Exercise objective:
Copy each line below without leaving any out.

──────

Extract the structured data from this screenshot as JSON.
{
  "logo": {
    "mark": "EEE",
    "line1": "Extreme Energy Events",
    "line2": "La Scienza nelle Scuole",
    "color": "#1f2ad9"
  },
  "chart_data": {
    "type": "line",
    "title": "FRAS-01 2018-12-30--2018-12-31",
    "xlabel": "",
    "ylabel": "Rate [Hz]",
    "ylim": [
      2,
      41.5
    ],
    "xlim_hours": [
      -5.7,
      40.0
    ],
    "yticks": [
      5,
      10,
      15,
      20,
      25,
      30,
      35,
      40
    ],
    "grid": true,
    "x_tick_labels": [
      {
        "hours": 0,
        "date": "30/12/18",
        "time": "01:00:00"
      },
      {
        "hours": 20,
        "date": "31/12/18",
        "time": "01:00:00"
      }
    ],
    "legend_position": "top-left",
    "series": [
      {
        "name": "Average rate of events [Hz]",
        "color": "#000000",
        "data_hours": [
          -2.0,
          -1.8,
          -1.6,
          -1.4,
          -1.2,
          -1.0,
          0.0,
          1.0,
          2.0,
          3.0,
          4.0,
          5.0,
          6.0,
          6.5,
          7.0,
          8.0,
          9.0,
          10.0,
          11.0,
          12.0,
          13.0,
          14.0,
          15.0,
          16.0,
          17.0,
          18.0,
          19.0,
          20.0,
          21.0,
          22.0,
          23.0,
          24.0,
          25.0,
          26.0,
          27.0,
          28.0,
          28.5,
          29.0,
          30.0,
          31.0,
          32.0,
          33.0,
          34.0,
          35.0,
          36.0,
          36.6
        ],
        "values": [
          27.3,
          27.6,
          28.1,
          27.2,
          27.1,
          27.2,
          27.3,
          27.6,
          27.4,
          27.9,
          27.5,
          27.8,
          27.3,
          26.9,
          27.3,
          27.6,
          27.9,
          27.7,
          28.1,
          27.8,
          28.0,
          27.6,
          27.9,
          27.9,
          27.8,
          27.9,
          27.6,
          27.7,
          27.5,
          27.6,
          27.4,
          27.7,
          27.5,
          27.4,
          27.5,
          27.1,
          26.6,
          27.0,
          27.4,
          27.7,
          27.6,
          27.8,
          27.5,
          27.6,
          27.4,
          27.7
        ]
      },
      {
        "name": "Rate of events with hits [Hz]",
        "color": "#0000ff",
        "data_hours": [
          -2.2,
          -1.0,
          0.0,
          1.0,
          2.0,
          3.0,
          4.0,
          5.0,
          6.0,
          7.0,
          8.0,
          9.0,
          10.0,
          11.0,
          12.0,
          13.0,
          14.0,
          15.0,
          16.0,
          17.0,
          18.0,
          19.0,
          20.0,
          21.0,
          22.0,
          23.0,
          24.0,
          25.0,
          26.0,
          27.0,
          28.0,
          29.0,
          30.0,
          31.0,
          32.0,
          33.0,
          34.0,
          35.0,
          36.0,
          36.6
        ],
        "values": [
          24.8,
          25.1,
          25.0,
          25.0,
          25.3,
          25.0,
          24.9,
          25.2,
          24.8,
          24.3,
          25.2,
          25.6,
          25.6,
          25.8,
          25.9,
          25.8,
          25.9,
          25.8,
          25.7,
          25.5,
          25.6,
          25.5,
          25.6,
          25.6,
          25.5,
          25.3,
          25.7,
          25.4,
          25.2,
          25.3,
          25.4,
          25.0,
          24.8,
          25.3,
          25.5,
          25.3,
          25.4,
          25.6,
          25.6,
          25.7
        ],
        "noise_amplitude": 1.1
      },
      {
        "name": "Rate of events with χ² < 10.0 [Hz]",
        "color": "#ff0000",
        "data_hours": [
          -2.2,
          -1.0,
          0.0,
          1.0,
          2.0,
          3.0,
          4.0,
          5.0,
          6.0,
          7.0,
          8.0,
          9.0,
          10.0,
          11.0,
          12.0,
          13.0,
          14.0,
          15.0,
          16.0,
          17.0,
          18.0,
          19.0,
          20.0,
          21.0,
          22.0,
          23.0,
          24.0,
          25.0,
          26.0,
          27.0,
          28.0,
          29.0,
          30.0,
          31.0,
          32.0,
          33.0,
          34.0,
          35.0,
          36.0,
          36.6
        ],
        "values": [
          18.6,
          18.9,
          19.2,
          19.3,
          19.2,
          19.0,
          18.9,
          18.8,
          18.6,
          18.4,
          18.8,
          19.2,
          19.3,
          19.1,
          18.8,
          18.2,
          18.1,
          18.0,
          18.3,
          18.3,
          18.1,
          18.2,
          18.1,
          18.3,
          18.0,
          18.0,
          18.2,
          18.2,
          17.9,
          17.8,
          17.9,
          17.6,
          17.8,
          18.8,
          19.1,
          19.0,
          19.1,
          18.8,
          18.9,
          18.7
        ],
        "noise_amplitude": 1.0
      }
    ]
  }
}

──────

Written response:
Extract the structured data from this screenshot as JSON.
{
  "logo": {
    "mark": "EEE",
    "line1": "Extreme Energy Events",
    "line2": "La Scienza nelle Scuole",
    "color": "#1f2ad9"
  },
  "chart_data": {
    "type": "line",
    "title": "FRAS-01 2018-12-30--2018-12-31",
    "xlabel": "",
    "ylabel": "Rate [Hz]",
    "ylim": [
      2,
      41.5
    ],
    "xlim_hours": [
      -5.7,
      40.0
    ],
    "yticks": [
      5,
      10,
      15,
      20,
      25,
      30,
      35,
      40
    ],
    "grid": true,
    "x_tick_labels": [
      {
        "hours": 0,
        "date": "30/12/18",
        "time": "01:00:00"
      },
      {
        "hours": 20,
        "date": "31/12/18",
        "time": "01:00:00"
      }
    ],
    "legend_position": "top-left",
    "series": [
      {
        "name": "Average rate of events [Hz]",
        "color": "#000000",
        "data_hours": [
          -2.0,
          -1.8,
          -1.6,
          -1.4,
          -1.2,
          -1.0,
          0.0,
          1.0,
          2.0,
          3.0,
          4.0,
          5.0,
          6.0,
          6.5,
          7.0,
          8.0,
          9.0,
          10.0,
          11.0,
          12.0,
          13.0,
          14.0,
          15.0,
          16.0,
          17.0,
          18.0,
          19.0,
          20.0,
          21.0,
          22.0,
          23.0,
          24.0,
          25.0,
          26.0,
          27.0,
          28.0,
          28.5,
          29.0,
          30.0,
          31.0,
          32.0,
          33.0,
          34.0,
          35.0,
          36.0,
          36.6
        ],
        "values": [
          27.3,
          27.6,
          28.1,
          27.2,
          27.1,
          27.2,
          27.3,
          27.6,
          27.4,
          27.9,
          27.5,
          27.8,
          27.3,
          26.9,
          27.3,
          27.6,
          27.9,
          27.7,
          28.1,
          27.8,
          28.0,
          27.6,
          27.9,
          27.9,
          27.8,
          27.9,
          27.6,
          27.7,
          27.5,
          27.6,
          27.4,
          27.7,
          27.5,
          27.4,
          27.5,
          27.1,
          26.6,
          27.0,
          27.4,
          27.7,
          27.6,
          27.8,
          27.5,
          27.6,
          27.4,
          27.7
        ]
      },
      {
        "name": "Rate of events with hits [Hz]",
        "color": "#0000ff",
        "data_hours": [
          -2.2,
          -1.0,
          0.0,
          1.0,
          2.0,
          3.0,
          4.0,
          5.0,
          6.0,
          7.0,
          8.0,
          9.0,
          10.0,
          11.0,
          12.0,
          13.0,
          14.0,
          15.0,
          16.0,
          17.0,
          18.0,
          19.0,
          20.0,
          21.0,
          22.0,
          23.0,
          24.0,
          25.0,
          26.0,
          27.0,
          28.0,
          29.0,
          30.0,
          31.0,
          32.0,
          33.0,
          34.0,
          35.0,
          36.0,
          36.6
        ],
        "values": [
          24.8,
          25.1,
          25.0,
          25.0,
          25.3,
          25.0,
          24.9,
          25.2,
          24.8,
          24.3,
          25.2,
          25.6,
          25.6,
          25.8,
          25.9,
          25.8,
          25.9,
          25.8,
          25.7,
          25.5,
          25.6,
          25.5,
          25.6,
          25.6,
          25.5,
          25.3,
          25.7,
          25.4,
          25.2,
          25.3,
          25.4,
          25.0,
          24.8,
          25.3,
          25.5,
          25.3,
          25.4,
          25.6,
          25.6,
          25.7
        ],
        "noise_amplitude": 1.1
      },
      {
        "name": "Rate of events with χ² < 10.0 [Hz]",
        "color": "#ff0000",
        "data_hours": [
          -2.2,
          -1.0,
          0.0,
          1.0,
          2.0,
          3.0,
          4.0,
          5.0,
          6.0,
          7.0,
          8.0,
          9.0,
          10.0,
          11.0,
          12.0,
          13.0,
          14.0,
          15.0,
          16.0,
          17.0,
          18.0,
          19.0,
          20.0,
          21.0,
          22.0,
          23.0,
          24.0,
          25.0,
          26.0,
          27.0,
          28.0,
          29.0,
          30.0,
          31.0,
          32.0,
          33.0,
          34.0,
          35.0,
          36.0,
          36.6
        ],
        "values": [
          18.6,
          18.9,
          19.2,
          19.3,
          19.2,
          19.0,
          18.9,
          18.8,
          18.6,
          18.4,
          18.8,
          19.2,
          19.3,
          19.1,
          18.8,
          18.2,
          18.1,
          18.0,
          18.3,
          18.3,
          18.1,
          18.2,
          18.1,
          18.3,
          18.0,
          18.0,
          18.2,
          18.2,
          17.9,
          17.8,
          17.9,
          17.6,
          17.8,
          18.8,
          19.1,
          19.0,
          19.1,
          18.8,
          18.9,
          18.7
        ],
        "noise_amplitude": 1.0
      }
    ]
  }
}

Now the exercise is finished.